Structured figure records
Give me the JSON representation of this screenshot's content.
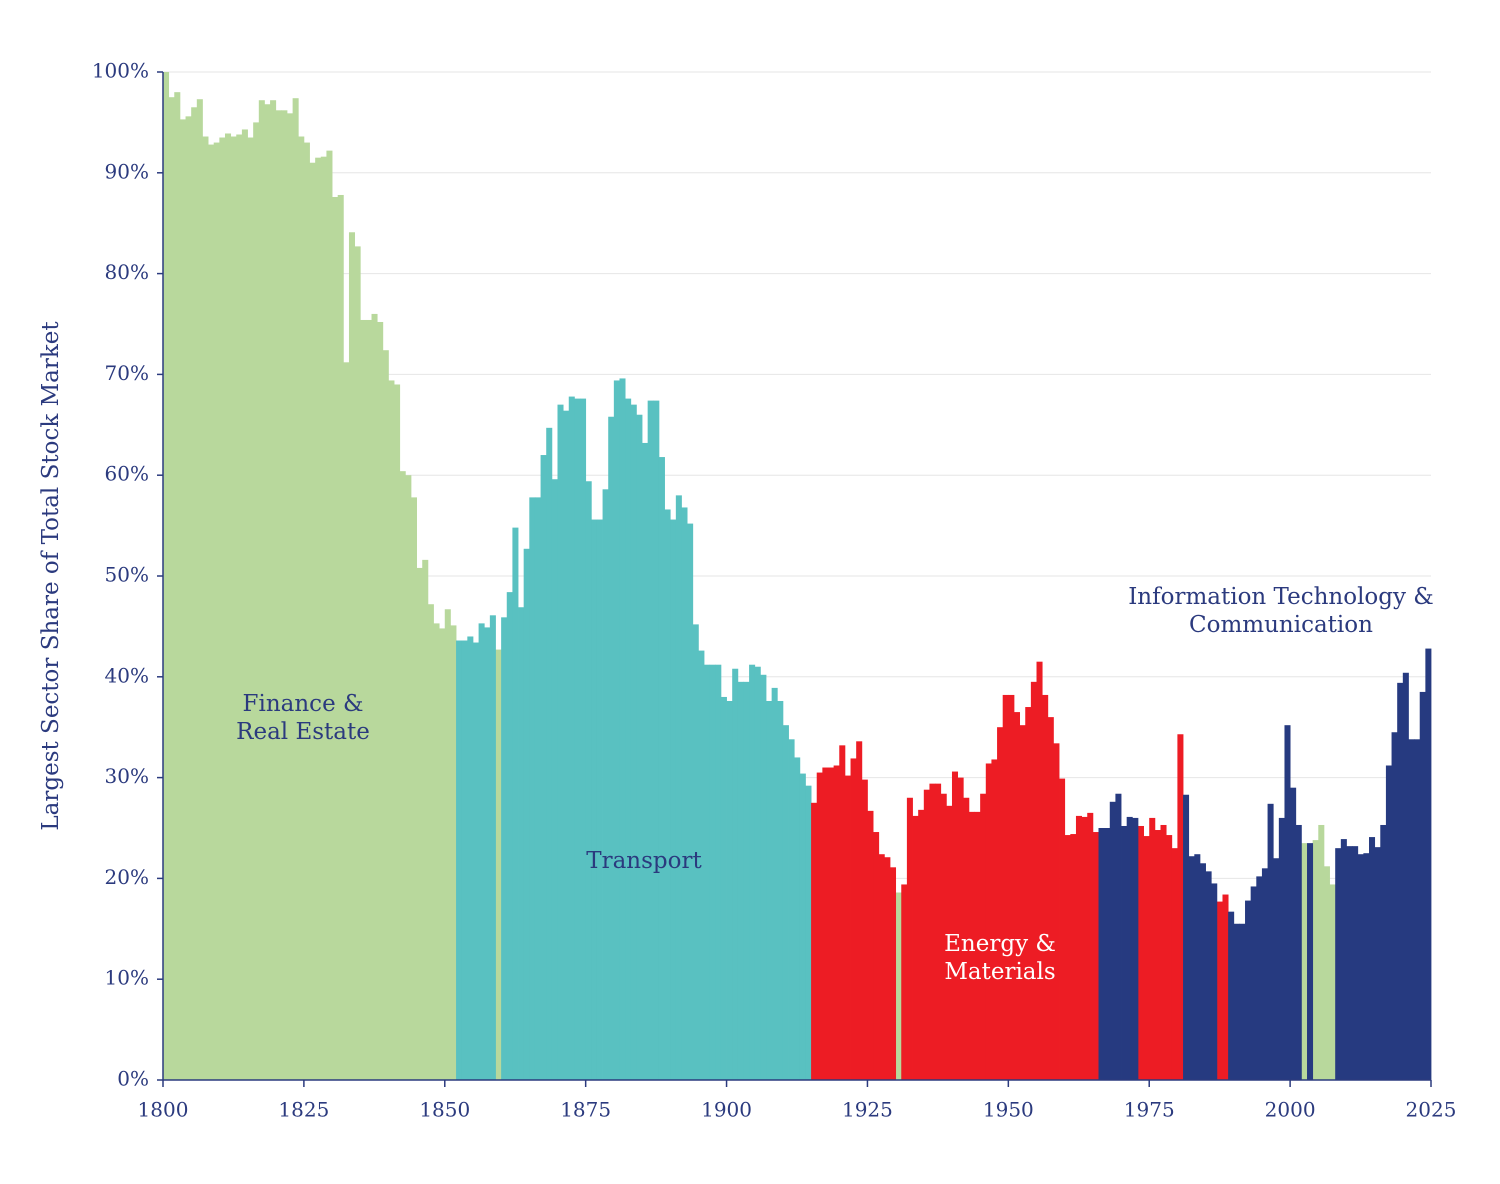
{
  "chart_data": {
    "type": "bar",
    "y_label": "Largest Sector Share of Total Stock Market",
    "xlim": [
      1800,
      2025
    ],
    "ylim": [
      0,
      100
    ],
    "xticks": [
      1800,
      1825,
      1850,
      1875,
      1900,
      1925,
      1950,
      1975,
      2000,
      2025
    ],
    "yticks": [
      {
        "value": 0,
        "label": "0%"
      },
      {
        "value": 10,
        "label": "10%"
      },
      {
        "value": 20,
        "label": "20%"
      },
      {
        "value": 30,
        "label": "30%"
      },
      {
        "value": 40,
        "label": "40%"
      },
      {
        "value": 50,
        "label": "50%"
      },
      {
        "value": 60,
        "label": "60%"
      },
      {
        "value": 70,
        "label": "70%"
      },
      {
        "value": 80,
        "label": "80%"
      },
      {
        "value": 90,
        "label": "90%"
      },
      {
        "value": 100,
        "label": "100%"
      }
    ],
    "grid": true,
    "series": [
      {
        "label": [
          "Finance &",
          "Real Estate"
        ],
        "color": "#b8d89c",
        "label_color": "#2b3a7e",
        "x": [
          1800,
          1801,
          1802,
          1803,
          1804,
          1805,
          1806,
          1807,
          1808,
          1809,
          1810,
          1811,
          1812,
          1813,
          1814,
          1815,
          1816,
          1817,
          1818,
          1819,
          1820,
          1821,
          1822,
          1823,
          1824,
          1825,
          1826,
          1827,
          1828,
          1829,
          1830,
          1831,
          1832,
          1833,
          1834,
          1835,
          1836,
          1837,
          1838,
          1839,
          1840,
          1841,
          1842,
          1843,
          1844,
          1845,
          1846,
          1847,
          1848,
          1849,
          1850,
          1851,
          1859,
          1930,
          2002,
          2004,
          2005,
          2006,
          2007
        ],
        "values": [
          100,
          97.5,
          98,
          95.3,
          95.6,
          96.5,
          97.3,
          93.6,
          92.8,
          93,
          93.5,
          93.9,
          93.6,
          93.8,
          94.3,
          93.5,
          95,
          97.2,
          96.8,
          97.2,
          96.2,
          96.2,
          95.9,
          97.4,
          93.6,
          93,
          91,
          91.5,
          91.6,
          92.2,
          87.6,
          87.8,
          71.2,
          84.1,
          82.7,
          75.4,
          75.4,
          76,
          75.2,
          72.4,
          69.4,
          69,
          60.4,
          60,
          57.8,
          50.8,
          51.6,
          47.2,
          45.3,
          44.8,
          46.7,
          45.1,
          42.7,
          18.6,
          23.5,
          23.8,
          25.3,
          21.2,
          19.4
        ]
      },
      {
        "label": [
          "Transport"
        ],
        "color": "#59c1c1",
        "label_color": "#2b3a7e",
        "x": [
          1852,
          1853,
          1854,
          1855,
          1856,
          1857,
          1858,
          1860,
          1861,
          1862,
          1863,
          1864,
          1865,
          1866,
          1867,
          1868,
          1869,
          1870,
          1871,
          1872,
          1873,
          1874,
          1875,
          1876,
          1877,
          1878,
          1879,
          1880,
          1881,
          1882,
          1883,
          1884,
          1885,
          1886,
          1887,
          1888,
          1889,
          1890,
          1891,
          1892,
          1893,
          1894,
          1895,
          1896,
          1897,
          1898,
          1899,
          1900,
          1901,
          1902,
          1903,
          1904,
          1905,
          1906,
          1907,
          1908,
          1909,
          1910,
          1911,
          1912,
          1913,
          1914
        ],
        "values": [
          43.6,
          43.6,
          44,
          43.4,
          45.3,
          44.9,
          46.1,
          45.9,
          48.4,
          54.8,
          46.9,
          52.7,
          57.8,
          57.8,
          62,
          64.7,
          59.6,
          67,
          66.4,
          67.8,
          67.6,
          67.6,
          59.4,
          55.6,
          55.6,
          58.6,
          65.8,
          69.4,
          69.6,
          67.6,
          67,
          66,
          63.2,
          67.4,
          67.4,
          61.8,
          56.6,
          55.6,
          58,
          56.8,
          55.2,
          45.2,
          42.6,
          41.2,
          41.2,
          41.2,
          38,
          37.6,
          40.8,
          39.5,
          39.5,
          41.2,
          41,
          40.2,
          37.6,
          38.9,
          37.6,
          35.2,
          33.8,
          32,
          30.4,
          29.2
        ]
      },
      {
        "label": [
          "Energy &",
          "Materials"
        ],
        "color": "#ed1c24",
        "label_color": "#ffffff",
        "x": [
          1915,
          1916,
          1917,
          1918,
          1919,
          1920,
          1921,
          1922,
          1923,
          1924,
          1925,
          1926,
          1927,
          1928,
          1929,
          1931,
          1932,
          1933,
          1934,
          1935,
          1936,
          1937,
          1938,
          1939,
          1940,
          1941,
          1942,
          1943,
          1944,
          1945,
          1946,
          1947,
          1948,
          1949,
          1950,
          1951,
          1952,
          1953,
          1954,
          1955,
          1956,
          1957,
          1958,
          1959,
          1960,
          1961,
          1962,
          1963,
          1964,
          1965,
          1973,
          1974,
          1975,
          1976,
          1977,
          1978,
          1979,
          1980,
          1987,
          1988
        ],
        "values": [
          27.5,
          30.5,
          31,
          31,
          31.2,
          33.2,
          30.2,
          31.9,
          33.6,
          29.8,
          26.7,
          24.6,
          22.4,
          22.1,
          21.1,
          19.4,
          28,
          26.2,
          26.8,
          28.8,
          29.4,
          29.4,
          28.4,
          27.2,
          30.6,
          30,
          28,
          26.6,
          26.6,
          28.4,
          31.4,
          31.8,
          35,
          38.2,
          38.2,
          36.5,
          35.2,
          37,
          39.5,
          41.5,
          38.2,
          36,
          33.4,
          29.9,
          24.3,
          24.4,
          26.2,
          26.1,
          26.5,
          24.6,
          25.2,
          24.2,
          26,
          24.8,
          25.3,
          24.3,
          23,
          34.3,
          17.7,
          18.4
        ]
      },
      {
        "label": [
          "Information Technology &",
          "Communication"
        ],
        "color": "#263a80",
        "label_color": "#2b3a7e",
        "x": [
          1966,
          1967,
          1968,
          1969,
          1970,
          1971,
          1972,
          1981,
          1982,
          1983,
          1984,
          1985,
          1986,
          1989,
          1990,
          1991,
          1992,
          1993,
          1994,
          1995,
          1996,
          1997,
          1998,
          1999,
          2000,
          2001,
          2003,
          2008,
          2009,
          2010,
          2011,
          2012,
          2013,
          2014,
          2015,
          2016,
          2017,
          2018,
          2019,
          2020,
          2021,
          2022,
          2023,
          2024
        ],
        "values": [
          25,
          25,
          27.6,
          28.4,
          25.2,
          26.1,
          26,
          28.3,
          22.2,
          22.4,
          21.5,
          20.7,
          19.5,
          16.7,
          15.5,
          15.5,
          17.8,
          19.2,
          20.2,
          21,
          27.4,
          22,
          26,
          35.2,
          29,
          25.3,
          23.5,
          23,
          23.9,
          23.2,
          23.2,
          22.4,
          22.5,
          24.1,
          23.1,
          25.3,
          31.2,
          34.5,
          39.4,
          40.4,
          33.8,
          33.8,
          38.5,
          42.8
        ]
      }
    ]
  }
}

§ Problem statement: Print the records above exactly as they stand, but leave out the pictures.

§ Output of the task:
Give me the JSON representation of this screenshot's content.
{
  "chart_data": {
    "type": "bar",
    "y_label": "Largest Sector Share of Total Stock Market",
    "xlim": [
      1800,
      2025
    ],
    "ylim": [
      0,
      100
    ],
    "xticks": [
      1800,
      1825,
      1850,
      1875,
      1900,
      1925,
      1950,
      1975,
      2000,
      2025
    ],
    "yticks": [
      {
        "value": 0,
        "label": "0%"
      },
      {
        "value": 10,
        "label": "10%"
      },
      {
        "value": 20,
        "label": "20%"
      },
      {
        "value": 30,
        "label": "30%"
      },
      {
        "value": 40,
        "label": "40%"
      },
      {
        "value": 50,
        "label": "50%"
      },
      {
        "value": 60,
        "label": "60%"
      },
      {
        "value": 70,
        "label": "70%"
      },
      {
        "value": 80,
        "label": "80%"
      },
      {
        "value": 90,
        "label": "90%"
      },
      {
        "value": 100,
        "label": "100%"
      }
    ],
    "grid": true,
    "series": [
      {
        "label": [
          "Finance &",
          "Real Estate"
        ],
        "color": "#b8d89c",
        "label_color": "#2b3a7e",
        "x": [
          1800,
          1801,
          1802,
          1803,
          1804,
          1805,
          1806,
          1807,
          1808,
          1809,
          1810,
          1811,
          1812,
          1813,
          1814,
          1815,
          1816,
          1817,
          1818,
          1819,
          1820,
          1821,
          1822,
          1823,
          1824,
          1825,
          1826,
          1827,
          1828,
          1829,
          1830,
          1831,
          1832,
          1833,
          1834,
          1835,
          1836,
          1837,
          1838,
          1839,
          1840,
          1841,
          1842,
          1843,
          1844,
          1845,
          1846,
          1847,
          1848,
          1849,
          1850,
          1851,
          1859,
          1930,
          2002,
          2004,
          2005,
          2006,
          2007
        ],
        "values": [
          100,
          97.5,
          98,
          95.3,
          95.6,
          96.5,
          97.3,
          93.6,
          92.8,
          93,
          93.5,
          93.9,
          93.6,
          93.8,
          94.3,
          93.5,
          95,
          97.2,
          96.8,
          97.2,
          96.2,
          96.2,
          95.9,
          97.4,
          93.6,
          93,
          91,
          91.5,
          91.6,
          92.2,
          87.6,
          87.8,
          71.2,
          84.1,
          82.7,
          75.4,
          75.4,
          76,
          75.2,
          72.4,
          69.4,
          69,
          60.4,
          60,
          57.8,
          50.8,
          51.6,
          47.2,
          45.3,
          44.8,
          46.7,
          45.1,
          42.7,
          18.6,
          23.5,
          23.8,
          25.3,
          21.2,
          19.4
        ]
      },
      {
        "label": [
          "Transport"
        ],
        "color": "#59c1c1",
        "label_color": "#2b3a7e",
        "x": [
          1852,
          1853,
          1854,
          1855,
          1856,
          1857,
          1858,
          1860,
          1861,
          1862,
          1863,
          1864,
          1865,
          1866,
          1867,
          1868,
          1869,
          1870,
          1871,
          1872,
          1873,
          1874,
          1875,
          1876,
          1877,
          1878,
          1879,
          1880,
          1881,
          1882,
          1883,
          1884,
          1885,
          1886,
          1887,
          1888,
          1889,
          1890,
          1891,
          1892,
          1893,
          1894,
          1895,
          1896,
          1897,
          1898,
          1899,
          1900,
          1901,
          1902,
          1903,
          1904,
          1905,
          1906,
          1907,
          1908,
          1909,
          1910,
          1911,
          1912,
          1913,
          1914
        ],
        "values": [
          43.6,
          43.6,
          44,
          43.4,
          45.3,
          44.9,
          46.1,
          45.9,
          48.4,
          54.8,
          46.9,
          52.7,
          57.8,
          57.8,
          62,
          64.7,
          59.6,
          67,
          66.4,
          67.8,
          67.6,
          67.6,
          59.4,
          55.6,
          55.6,
          58.6,
          65.8,
          69.4,
          69.6,
          67.6,
          67,
          66,
          63.2,
          67.4,
          67.4,
          61.8,
          56.6,
          55.6,
          58,
          56.8,
          55.2,
          45.2,
          42.6,
          41.2,
          41.2,
          41.2,
          38,
          37.6,
          40.8,
          39.5,
          39.5,
          41.2,
          41,
          40.2,
          37.6,
          38.9,
          37.6,
          35.2,
          33.8,
          32,
          30.4,
          29.2
        ]
      },
      {
        "label": [
          "Energy &",
          "Materials"
        ],
        "color": "#ed1c24",
        "label_color": "#ffffff",
        "x": [
          1915,
          1916,
          1917,
          1918,
          1919,
          1920,
          1921,
          1922,
          1923,
          1924,
          1925,
          1926,
          1927,
          1928,
          1929,
          1931,
          1932,
          1933,
          1934,
          1935,
          1936,
          1937,
          1938,
          1939,
          1940,
          1941,
          1942,
          1943,
          1944,
          1945,
          1946,
          1947,
          1948,
          1949,
          1950,
          1951,
          1952,
          1953,
          1954,
          1955,
          1956,
          1957,
          1958,
          1959,
          1960,
          1961,
          1962,
          1963,
          1964,
          1965,
          1973,
          1974,
          1975,
          1976,
          1977,
          1978,
          1979,
          1980,
          1987,
          1988
        ],
        "values": [
          27.5,
          30.5,
          31,
          31,
          31.2,
          33.2,
          30.2,
          31.9,
          33.6,
          29.8,
          26.7,
          24.6,
          22.4,
          22.1,
          21.1,
          19.4,
          28,
          26.2,
          26.8,
          28.8,
          29.4,
          29.4,
          28.4,
          27.2,
          30.6,
          30,
          28,
          26.6,
          26.6,
          28.4,
          31.4,
          31.8,
          35,
          38.2,
          38.2,
          36.5,
          35.2,
          37,
          39.5,
          41.5,
          38.2,
          36,
          33.4,
          29.9,
          24.3,
          24.4,
          26.2,
          26.1,
          26.5,
          24.6,
          25.2,
          24.2,
          26,
          24.8,
          25.3,
          24.3,
          23,
          34.3,
          17.7,
          18.4
        ]
      },
      {
        "label": [
          "Information Technology &",
          "Communication"
        ],
        "color": "#263a80",
        "label_color": "#2b3a7e",
        "x": [
          1966,
          1967,
          1968,
          1969,
          1970,
          1971,
          1972,
          1981,
          1982,
          1983,
          1984,
          1985,
          1986,
          1989,
          1990,
          1991,
          1992,
          1993,
          1994,
          1995,
          1996,
          1997,
          1998,
          1999,
          2000,
          2001,
          2003,
          2008,
          2009,
          2010,
          2011,
          2012,
          2013,
          2014,
          2015,
          2016,
          2017,
          2018,
          2019,
          2020,
          2021,
          2022,
          2023,
          2024
        ],
        "values": [
          25,
          25,
          27.6,
          28.4,
          25.2,
          26.1,
          26,
          28.3,
          22.2,
          22.4,
          21.5,
          20.7,
          19.5,
          16.7,
          15.5,
          15.5,
          17.8,
          19.2,
          20.2,
          21,
          27.4,
          22,
          26,
          35.2,
          29,
          25.3,
          23.5,
          23,
          23.9,
          23.2,
          23.2,
          22.4,
          22.5,
          24.1,
          23.1,
          25.3,
          31.2,
          34.5,
          39.4,
          40.4,
          33.8,
          33.8,
          38.5,
          42.8
        ]
      }
    ]
  }
}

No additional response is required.